:: Exercise brief ::
Retype everything in the listing, leaving each line exactly as it is.

:: Record excerpts ::
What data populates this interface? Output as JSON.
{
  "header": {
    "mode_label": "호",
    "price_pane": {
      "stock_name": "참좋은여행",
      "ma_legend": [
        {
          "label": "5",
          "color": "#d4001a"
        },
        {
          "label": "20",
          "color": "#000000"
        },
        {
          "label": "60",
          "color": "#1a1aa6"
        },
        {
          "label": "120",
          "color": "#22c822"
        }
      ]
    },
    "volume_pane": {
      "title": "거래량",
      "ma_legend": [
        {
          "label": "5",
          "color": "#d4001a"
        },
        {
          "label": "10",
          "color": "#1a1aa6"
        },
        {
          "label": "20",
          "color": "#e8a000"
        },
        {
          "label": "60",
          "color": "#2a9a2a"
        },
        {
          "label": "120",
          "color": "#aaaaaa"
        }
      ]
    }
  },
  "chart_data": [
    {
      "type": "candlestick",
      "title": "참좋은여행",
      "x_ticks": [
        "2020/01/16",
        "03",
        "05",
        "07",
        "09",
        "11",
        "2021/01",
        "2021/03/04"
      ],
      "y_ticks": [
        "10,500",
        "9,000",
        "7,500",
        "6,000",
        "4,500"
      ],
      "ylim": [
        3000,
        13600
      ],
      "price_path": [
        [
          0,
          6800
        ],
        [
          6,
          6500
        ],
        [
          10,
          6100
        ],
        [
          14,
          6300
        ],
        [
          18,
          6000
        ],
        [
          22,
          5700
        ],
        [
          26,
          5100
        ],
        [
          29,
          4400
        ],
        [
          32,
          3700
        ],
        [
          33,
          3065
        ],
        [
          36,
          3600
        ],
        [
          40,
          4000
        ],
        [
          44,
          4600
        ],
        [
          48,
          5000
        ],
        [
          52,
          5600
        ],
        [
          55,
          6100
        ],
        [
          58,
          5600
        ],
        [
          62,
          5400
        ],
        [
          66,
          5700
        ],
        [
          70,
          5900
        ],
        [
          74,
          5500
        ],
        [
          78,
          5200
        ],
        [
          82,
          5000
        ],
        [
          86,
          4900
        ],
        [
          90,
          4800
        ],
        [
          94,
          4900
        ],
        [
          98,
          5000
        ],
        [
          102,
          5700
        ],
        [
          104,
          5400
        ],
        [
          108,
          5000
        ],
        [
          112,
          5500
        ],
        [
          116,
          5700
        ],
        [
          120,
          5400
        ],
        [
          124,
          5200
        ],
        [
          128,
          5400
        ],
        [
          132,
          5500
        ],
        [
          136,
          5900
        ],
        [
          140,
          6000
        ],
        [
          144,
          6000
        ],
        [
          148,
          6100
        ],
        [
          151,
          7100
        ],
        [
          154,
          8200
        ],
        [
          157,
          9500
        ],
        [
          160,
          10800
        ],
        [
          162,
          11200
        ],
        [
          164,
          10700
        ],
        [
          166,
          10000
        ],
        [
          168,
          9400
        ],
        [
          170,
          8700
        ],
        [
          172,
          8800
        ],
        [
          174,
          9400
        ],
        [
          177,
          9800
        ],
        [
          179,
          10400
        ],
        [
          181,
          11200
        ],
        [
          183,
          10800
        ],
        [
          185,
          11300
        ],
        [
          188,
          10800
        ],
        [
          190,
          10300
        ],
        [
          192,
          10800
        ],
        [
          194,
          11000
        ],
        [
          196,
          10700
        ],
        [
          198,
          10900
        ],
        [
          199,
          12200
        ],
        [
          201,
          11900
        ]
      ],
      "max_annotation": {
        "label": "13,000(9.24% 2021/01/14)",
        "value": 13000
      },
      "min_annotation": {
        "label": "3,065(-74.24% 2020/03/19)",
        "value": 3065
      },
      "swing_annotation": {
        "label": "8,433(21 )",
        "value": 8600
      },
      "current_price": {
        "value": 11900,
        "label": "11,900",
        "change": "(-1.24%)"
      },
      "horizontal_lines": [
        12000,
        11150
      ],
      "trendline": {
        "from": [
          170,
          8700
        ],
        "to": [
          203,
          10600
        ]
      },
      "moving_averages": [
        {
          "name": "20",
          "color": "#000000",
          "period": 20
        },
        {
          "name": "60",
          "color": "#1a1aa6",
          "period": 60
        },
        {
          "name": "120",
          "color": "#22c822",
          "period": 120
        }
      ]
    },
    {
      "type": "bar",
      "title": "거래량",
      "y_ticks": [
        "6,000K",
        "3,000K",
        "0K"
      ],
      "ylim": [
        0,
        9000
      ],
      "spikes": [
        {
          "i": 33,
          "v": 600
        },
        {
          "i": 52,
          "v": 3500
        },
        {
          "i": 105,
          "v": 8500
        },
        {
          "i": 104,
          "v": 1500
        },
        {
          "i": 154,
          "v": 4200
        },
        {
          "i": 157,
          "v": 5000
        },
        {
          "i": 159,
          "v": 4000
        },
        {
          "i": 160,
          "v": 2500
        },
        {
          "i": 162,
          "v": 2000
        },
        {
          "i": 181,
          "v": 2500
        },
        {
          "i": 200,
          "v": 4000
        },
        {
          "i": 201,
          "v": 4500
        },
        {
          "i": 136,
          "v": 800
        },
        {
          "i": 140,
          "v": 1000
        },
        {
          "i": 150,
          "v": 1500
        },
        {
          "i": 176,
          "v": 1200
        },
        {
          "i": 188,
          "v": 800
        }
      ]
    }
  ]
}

:: Exercise solution ::
What data populates this interface? Output as JSON.
{
  "header": {
    "mode_label": "호",
    "price_pane": {
      "stock_name": "참좋은여행",
      "ma_legend": [
        {
          "label": "5",
          "color": "#d4001a"
        },
        {
          "label": "20",
          "color": "#000000"
        },
        {
          "label": "60",
          "color": "#1a1aa6"
        },
        {
          "label": "120",
          "color": "#22c822"
        }
      ]
    },
    "volume_pane": {
      "title": "거래량",
      "ma_legend": [
        {
          "label": "5",
          "color": "#d4001a"
        },
        {
          "label": "10",
          "color": "#1a1aa6"
        },
        {
          "label": "20",
          "color": "#e8a000"
        },
        {
          "label": "60",
          "color": "#2a9a2a"
        },
        {
          "label": "120",
          "color": "#aaaaaa"
        }
      ]
    }
  },
  "chart_data": [
    {
      "type": "candlestick",
      "title": "참좋은여행",
      "x_ticks": [
        "2020/01/16",
        "03",
        "05",
        "07",
        "09",
        "11",
        "2021/01",
        "2021/03/04"
      ],
      "y_ticks": [
        "10,500",
        "9,000",
        "7,500",
        "6,000",
        "4,500"
      ],
      "ylim": [
        3000,
        13600
      ],
      "price_path": [
        [
          0,
          6800
        ],
        [
          6,
          6500
        ],
        [
          10,
          6100
        ],
        [
          14,
          6300
        ],
        [
          18,
          6000
        ],
        [
          22,
          5700
        ],
        [
          26,
          5100
        ],
        [
          29,
          4400
        ],
        [
          32,
          3700
        ],
        [
          33,
          3065
        ],
        [
          36,
          3600
        ],
        [
          40,
          4000
        ],
        [
          44,
          4600
        ],
        [
          48,
          5000
        ],
        [
          52,
          5600
        ],
        [
          55,
          6100
        ],
        [
          58,
          5600
        ],
        [
          62,
          5400
        ],
        [
          66,
          5700
        ],
        [
          70,
          5900
        ],
        [
          74,
          5500
        ],
        [
          78,
          5200
        ],
        [
          82,
          5000
        ],
        [
          86,
          4900
        ],
        [
          90,
          4800
        ],
        [
          94,
          4900
        ],
        [
          98,
          5000
        ],
        [
          102,
          5700
        ],
        [
          104,
          5400
        ],
        [
          108,
          5000
        ],
        [
          112,
          5500
        ],
        [
          116,
          5700
        ],
        [
          120,
          5400
        ],
        [
          124,
          5200
        ],
        [
          128,
          5400
        ],
        [
          132,
          5500
        ],
        [
          136,
          5900
        ],
        [
          140,
          6000
        ],
        [
          144,
          6000
        ],
        [
          148,
          6100
        ],
        [
          151,
          7100
        ],
        [
          154,
          8200
        ],
        [
          157,
          9500
        ],
        [
          160,
          10800
        ],
        [
          162,
          11200
        ],
        [
          164,
          10700
        ],
        [
          166,
          10000
        ],
        [
          168,
          9400
        ],
        [
          170,
          8700
        ],
        [
          172,
          8800
        ],
        [
          174,
          9400
        ],
        [
          177,
          9800
        ],
        [
          179,
          10400
        ],
        [
          181,
          11200
        ],
        [
          183,
          10800
        ],
        [
          185,
          11300
        ],
        [
          188,
          10800
        ],
        [
          190,
          10300
        ],
        [
          192,
          10800
        ],
        [
          194,
          11000
        ],
        [
          196,
          10700
        ],
        [
          198,
          10900
        ],
        [
          199,
          12200
        ],
        [
          201,
          11900
        ]
      ],
      "max_annotation": {
        "label": "13,000(9.24% 2021/01/14)",
        "value": 13000
      },
      "min_annotation": {
        "label": "3,065(-74.24% 2020/03/19)",
        "value": 3065
      },
      "swing_annotation": {
        "label": "8,433(21 )",
        "value": 8600
      },
      "current_price": {
        "value": 11900,
        "label": "11,900",
        "change": "(-1.24%)"
      },
      "horizontal_lines": [
        12000,
        11150
      ],
      "trendline": {
        "from": [
          170,
          8700
        ],
        "to": [
          203,
          10600
        ]
      },
      "moving_averages": [
        {
          "name": "20",
          "color": "#000000",
          "period": 20
        },
        {
          "name": "60",
          "color": "#1a1aa6",
          "period": 60
        },
        {
          "name": "120",
          "color": "#22c822",
          "period": 120
        }
      ]
    },
    {
      "type": "bar",
      "title": "거래량",
      "y_ticks": [
        "6,000K",
        "3,000K",
        "0K"
      ],
      "ylim": [
        0,
        9000
      ],
      "spikes": [
        {
          "i": 33,
          "v": 600
        },
        {
          "i": 52,
          "v": 3500
        },
        {
          "i": 105,
          "v": 8500
        },
        {
          "i": 104,
          "v": 1500
        },
        {
          "i": 154,
          "v": 4200
        },
        {
          "i": 157,
          "v": 5000
        },
        {
          "i": 159,
          "v": 4000
        },
        {
          "i": 160,
          "v": 2500
        },
        {
          "i": 162,
          "v": 2000
        },
        {
          "i": 181,
          "v": 2500
        },
        {
          "i": 200,
          "v": 4000
        },
        {
          "i": 201,
          "v": 4500
        },
        {
          "i": 136,
          "v": 800
        },
        {
          "i": 140,
          "v": 1000
        },
        {
          "i": 150,
          "v": 1500
        },
        {
          "i": 176,
          "v": 1200
        },
        {
          "i": 188,
          "v": 800
        }
      ]
    }
  ]
}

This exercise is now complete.